WORK TO DO -> Note each line of the listing that contains the string "Pulses", and copy it.

ROWS ->
· · · · ·
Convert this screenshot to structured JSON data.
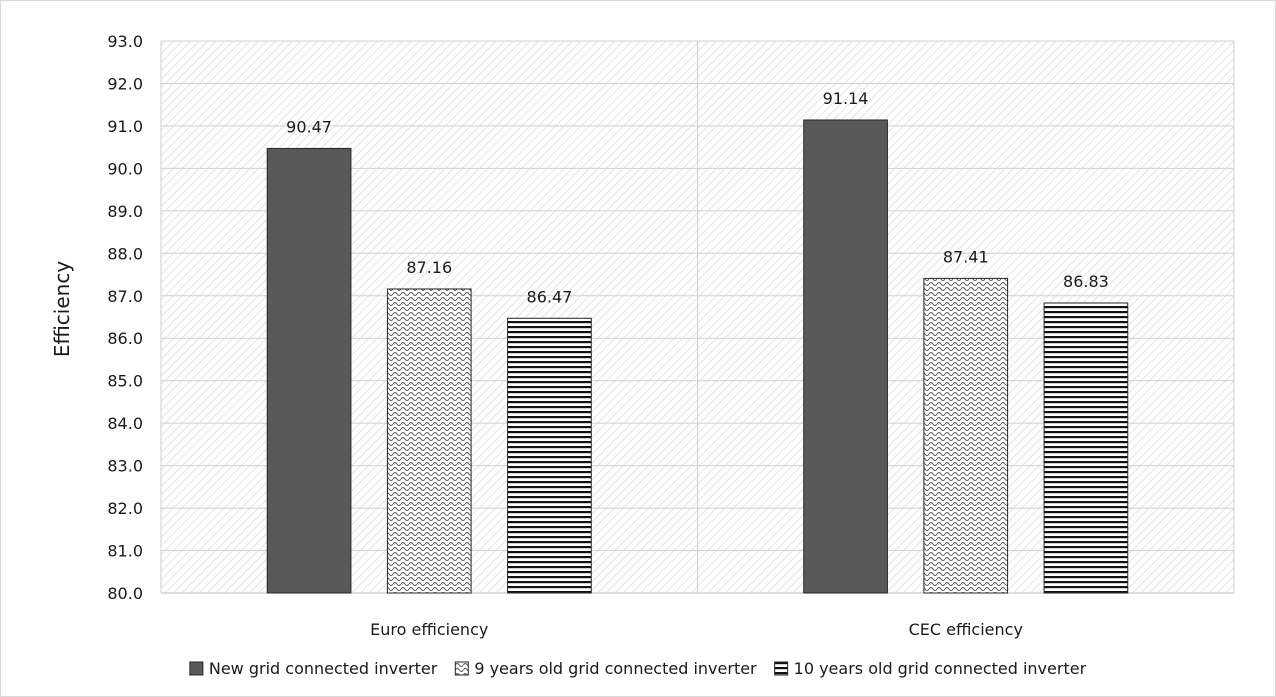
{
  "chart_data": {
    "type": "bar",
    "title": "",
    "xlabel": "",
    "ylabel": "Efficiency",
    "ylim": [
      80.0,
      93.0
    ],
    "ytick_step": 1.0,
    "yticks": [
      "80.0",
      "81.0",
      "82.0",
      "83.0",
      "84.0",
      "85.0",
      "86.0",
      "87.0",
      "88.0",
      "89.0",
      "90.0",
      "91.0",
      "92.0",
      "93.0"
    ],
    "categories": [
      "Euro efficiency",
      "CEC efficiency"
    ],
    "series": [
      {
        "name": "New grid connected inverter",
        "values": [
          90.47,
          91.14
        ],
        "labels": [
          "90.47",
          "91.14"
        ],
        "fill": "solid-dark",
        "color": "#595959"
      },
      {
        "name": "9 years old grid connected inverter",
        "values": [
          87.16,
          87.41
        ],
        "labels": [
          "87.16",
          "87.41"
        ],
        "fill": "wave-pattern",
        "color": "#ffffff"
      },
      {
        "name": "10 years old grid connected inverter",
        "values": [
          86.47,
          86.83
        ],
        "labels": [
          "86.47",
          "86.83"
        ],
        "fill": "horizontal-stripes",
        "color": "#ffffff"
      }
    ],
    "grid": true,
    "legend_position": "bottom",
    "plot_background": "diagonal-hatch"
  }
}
· · · · ·
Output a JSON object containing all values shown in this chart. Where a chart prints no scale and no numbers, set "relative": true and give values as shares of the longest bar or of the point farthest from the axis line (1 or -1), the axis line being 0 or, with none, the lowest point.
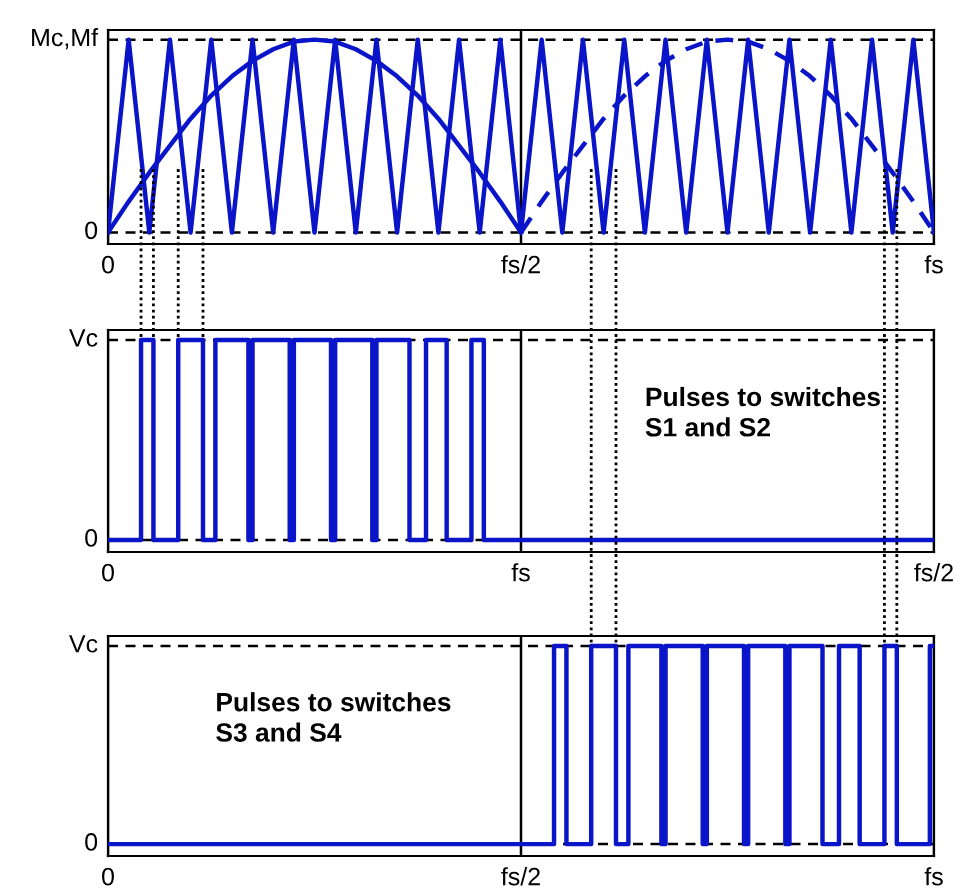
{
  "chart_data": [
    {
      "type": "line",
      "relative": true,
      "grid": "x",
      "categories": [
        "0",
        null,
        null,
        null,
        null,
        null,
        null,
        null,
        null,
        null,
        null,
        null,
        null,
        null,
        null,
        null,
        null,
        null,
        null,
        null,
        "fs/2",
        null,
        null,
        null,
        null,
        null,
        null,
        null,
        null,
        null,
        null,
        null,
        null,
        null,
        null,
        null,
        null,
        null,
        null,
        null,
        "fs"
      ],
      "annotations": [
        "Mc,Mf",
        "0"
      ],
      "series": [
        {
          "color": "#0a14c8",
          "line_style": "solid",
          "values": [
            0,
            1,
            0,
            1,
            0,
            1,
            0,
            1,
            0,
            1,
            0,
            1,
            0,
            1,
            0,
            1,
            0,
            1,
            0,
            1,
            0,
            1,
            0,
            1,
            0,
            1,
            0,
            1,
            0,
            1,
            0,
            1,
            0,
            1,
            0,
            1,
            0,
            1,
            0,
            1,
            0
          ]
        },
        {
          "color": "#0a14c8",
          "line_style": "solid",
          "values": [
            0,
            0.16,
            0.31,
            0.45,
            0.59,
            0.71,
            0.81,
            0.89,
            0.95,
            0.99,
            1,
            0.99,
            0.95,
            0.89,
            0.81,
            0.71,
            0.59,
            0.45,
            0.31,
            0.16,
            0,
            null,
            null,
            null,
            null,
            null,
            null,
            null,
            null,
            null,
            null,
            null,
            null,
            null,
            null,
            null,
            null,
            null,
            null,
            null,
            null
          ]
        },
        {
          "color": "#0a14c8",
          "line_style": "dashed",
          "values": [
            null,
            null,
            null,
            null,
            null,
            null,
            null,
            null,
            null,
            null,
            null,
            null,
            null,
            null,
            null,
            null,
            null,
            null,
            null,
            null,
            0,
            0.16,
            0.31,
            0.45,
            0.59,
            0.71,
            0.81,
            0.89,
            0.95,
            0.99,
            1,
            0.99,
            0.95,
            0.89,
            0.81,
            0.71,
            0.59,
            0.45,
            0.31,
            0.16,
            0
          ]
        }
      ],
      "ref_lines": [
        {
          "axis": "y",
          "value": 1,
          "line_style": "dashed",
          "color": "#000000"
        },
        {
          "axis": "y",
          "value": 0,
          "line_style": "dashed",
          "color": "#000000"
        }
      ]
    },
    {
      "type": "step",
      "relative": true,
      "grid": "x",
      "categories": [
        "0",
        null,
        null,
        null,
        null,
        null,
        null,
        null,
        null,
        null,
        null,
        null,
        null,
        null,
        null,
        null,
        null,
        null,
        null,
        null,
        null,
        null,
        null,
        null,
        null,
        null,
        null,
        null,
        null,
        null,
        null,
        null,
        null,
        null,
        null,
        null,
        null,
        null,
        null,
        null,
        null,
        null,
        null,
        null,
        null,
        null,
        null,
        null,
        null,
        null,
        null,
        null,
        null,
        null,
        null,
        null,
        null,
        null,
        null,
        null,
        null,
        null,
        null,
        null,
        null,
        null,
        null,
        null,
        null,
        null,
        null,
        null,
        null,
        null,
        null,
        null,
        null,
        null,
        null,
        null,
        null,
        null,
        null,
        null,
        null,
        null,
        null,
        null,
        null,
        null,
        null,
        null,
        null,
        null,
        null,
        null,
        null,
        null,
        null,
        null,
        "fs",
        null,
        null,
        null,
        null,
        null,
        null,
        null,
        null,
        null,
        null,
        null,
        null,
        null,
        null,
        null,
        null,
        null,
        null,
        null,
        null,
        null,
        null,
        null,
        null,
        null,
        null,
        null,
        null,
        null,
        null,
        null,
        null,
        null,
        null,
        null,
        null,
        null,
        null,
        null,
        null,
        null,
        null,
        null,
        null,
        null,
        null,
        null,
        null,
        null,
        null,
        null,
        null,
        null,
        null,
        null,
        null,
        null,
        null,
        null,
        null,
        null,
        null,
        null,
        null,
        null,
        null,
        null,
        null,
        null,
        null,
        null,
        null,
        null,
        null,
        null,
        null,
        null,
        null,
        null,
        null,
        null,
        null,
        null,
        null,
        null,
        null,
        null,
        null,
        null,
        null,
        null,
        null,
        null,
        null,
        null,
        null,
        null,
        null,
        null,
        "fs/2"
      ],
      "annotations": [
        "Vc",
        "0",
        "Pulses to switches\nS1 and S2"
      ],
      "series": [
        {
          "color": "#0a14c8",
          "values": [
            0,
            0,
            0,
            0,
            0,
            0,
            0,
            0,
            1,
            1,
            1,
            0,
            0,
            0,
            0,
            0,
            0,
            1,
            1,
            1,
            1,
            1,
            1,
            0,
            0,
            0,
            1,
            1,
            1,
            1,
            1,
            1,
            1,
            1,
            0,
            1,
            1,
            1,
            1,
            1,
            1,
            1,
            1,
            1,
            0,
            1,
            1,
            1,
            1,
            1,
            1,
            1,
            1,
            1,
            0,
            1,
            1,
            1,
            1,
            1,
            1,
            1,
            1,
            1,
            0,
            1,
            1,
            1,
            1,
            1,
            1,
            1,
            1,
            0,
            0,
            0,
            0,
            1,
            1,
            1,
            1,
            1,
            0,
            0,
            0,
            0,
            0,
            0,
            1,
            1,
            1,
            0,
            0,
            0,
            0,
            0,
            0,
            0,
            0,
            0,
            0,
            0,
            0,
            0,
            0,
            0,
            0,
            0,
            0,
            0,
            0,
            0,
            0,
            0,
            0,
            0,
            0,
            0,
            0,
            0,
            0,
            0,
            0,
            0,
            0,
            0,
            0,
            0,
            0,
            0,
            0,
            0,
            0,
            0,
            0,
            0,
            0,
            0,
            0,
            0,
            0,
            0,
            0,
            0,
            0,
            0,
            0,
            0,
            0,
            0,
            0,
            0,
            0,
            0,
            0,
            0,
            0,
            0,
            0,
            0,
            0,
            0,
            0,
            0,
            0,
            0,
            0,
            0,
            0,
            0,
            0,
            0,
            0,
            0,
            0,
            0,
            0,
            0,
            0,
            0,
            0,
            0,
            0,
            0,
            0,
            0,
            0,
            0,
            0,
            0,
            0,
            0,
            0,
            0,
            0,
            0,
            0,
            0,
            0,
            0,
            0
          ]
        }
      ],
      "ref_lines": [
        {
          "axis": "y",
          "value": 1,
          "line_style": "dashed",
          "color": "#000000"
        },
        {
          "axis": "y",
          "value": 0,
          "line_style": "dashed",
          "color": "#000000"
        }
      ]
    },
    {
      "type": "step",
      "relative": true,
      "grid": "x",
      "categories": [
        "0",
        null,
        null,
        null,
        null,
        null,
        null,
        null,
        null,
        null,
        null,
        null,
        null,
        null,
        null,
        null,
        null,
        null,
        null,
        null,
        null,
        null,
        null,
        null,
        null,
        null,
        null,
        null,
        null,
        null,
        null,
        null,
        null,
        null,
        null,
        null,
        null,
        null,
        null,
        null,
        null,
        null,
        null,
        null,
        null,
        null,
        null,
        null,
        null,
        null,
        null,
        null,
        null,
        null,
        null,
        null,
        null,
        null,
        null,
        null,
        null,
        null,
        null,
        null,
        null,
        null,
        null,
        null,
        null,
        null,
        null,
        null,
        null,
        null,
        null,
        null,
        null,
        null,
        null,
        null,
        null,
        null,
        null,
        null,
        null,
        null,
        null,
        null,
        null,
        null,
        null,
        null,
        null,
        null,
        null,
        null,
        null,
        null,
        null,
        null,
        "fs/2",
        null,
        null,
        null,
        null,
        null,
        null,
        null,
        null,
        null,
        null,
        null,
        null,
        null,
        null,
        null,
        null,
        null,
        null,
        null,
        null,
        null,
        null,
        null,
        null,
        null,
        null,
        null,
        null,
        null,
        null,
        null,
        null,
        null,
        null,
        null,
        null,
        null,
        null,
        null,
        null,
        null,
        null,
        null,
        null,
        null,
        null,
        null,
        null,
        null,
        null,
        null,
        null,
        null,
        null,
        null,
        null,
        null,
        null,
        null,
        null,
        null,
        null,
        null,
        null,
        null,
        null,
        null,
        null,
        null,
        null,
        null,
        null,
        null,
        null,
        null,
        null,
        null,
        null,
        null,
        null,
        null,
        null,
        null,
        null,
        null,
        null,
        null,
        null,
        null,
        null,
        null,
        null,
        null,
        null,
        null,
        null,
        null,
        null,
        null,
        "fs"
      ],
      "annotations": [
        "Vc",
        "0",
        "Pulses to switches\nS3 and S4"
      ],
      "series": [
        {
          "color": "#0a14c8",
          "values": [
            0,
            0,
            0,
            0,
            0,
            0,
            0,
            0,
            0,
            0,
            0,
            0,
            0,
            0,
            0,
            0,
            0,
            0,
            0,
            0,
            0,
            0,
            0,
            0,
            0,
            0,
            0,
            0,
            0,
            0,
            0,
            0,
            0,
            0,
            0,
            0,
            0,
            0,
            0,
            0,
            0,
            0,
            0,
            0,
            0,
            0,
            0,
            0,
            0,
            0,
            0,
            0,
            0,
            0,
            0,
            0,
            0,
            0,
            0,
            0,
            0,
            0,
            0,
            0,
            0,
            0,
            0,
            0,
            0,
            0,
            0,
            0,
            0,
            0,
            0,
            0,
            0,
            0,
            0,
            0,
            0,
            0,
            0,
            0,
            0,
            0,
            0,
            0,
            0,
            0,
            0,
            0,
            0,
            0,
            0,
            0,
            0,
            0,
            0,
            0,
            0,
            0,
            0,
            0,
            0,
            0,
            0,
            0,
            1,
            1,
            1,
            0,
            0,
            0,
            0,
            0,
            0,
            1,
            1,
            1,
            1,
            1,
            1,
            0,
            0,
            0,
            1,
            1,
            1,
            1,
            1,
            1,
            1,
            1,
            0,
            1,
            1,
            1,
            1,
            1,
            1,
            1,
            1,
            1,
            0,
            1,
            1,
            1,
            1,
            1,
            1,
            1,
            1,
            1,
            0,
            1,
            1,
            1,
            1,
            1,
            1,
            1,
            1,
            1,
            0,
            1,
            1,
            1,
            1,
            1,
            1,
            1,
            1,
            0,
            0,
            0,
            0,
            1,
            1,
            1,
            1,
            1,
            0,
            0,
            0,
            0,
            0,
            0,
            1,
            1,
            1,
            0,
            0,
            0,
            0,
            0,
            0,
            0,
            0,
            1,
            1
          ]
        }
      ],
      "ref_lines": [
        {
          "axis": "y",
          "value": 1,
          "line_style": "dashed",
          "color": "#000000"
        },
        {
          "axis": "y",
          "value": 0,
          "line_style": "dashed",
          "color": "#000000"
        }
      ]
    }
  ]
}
· · · · ·
FULL RESPONSE ->
        "Pulses to switches\nS1 and S2"
        "Pulses to switches\nS3 and S4"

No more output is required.